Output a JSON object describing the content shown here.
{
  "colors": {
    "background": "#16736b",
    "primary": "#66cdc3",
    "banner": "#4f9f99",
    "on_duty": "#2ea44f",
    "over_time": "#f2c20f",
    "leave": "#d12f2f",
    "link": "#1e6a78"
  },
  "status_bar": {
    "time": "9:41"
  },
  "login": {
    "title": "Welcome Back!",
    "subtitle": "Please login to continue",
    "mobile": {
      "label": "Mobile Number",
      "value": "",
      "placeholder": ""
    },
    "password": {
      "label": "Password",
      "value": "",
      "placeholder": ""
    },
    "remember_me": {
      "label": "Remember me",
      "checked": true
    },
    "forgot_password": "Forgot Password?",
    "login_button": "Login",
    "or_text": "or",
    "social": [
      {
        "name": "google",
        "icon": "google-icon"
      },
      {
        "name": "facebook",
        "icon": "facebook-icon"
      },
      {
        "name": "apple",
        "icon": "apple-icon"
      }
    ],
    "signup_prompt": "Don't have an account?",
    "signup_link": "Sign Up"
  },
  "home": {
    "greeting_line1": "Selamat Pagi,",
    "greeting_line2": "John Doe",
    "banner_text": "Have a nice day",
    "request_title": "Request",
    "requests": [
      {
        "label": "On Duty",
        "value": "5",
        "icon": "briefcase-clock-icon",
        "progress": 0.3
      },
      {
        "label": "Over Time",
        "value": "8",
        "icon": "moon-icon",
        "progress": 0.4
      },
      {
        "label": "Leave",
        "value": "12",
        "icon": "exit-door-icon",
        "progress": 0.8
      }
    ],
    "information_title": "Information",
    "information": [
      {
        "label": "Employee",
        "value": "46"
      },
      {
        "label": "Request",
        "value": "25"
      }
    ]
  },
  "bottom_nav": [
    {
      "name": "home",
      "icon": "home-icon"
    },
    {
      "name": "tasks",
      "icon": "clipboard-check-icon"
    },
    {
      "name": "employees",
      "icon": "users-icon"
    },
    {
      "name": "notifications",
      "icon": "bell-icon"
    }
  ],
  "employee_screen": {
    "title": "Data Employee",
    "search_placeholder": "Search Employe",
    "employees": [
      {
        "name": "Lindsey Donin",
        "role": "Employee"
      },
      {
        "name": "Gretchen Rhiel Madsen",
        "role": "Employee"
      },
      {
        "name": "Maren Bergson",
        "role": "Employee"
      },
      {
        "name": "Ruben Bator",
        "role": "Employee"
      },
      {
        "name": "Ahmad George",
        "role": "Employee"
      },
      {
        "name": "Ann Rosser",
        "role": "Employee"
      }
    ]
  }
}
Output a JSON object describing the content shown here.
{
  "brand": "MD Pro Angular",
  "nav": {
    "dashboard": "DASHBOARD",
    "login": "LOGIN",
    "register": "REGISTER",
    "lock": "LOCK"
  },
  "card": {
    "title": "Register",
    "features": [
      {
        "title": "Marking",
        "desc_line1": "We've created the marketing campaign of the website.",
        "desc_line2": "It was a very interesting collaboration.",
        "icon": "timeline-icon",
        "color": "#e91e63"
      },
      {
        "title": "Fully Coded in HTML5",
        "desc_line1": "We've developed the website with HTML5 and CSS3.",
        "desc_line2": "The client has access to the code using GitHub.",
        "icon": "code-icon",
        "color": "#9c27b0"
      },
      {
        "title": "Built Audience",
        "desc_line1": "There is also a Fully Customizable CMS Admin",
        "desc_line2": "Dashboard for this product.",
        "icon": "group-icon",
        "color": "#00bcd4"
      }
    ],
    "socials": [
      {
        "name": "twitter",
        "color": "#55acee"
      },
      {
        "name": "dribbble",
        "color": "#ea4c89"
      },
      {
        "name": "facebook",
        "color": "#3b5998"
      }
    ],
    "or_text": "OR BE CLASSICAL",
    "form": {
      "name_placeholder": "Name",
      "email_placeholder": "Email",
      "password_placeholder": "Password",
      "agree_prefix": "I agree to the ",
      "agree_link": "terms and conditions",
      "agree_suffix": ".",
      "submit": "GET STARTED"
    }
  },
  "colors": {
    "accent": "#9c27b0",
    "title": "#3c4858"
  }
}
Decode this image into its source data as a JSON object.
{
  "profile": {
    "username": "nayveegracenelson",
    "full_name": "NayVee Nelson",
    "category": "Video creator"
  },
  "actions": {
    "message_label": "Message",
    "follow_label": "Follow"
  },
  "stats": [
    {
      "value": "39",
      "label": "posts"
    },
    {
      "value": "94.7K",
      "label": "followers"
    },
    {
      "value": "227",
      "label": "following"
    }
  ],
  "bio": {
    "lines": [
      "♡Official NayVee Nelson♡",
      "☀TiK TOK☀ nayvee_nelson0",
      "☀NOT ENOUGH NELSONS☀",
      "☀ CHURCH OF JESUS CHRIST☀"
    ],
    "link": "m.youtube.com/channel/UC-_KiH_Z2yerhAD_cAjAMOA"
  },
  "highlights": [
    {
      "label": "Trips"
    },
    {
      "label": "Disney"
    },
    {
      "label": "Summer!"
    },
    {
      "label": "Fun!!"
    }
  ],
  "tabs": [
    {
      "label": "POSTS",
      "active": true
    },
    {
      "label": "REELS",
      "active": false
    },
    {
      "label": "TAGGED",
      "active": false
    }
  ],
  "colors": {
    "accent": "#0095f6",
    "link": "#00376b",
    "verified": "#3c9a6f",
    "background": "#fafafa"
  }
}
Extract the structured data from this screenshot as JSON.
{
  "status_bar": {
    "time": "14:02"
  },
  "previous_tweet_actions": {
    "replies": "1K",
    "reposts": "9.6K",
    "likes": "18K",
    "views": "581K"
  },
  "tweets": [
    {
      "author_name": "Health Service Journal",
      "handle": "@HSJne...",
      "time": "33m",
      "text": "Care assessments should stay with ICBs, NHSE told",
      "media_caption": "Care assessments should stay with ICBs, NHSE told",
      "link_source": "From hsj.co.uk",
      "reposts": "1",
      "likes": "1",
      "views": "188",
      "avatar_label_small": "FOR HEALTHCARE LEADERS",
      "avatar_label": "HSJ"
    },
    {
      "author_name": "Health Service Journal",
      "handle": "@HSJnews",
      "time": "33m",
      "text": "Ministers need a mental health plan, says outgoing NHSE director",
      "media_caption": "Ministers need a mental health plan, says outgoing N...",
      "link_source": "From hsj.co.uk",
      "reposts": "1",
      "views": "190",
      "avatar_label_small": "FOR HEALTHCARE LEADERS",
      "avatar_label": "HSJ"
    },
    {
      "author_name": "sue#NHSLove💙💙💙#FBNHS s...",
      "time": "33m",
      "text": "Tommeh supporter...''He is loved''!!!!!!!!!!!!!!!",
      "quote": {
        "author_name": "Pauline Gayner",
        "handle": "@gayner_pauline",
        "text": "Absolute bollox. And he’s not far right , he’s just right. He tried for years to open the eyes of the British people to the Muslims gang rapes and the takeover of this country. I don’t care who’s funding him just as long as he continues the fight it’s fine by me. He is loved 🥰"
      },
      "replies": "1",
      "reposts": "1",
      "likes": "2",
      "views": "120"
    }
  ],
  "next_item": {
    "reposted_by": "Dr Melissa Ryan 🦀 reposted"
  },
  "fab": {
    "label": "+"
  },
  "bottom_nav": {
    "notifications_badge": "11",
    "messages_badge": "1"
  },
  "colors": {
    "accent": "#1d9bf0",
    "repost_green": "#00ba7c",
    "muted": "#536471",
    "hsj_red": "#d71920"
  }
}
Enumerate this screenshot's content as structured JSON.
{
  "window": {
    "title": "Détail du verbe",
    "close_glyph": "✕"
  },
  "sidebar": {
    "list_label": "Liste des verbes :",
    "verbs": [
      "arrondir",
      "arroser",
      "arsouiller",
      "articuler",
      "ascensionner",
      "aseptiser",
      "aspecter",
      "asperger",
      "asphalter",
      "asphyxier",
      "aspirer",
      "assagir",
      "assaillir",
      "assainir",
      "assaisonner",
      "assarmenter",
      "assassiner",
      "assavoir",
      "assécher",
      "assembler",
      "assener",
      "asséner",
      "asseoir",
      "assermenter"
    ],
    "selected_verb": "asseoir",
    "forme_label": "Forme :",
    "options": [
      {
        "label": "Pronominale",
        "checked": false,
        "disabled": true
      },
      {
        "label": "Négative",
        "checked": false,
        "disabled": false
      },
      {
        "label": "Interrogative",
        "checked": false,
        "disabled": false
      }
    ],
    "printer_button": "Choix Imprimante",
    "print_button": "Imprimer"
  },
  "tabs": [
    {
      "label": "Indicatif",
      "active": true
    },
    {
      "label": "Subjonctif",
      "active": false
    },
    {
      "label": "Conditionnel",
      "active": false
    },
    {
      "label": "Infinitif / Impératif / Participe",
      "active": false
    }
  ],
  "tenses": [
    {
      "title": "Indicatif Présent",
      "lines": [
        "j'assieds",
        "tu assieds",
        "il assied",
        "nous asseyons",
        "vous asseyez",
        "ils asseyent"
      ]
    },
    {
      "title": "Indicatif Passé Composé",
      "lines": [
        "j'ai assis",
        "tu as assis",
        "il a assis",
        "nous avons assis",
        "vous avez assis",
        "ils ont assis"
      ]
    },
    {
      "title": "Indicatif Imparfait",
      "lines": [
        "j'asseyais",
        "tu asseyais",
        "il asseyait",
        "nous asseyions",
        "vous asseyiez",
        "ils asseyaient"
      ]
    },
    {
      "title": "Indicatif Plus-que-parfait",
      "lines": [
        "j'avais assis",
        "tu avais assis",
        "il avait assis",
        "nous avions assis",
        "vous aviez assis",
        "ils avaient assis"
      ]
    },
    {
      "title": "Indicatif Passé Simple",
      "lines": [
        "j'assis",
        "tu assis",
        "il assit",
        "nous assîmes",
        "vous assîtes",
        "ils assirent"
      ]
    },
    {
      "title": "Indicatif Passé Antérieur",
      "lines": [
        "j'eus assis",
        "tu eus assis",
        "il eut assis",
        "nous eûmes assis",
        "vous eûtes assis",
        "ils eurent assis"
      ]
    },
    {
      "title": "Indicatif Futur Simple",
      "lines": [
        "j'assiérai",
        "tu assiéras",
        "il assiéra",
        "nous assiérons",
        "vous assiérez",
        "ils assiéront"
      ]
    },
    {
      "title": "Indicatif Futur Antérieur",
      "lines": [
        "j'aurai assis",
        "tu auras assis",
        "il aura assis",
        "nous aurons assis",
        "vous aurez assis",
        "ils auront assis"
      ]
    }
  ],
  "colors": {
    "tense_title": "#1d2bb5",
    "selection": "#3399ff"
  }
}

══════════

* Directions for this task
Tally the lines of the listing that include "website". Reply with nothing but the count.

* The response
2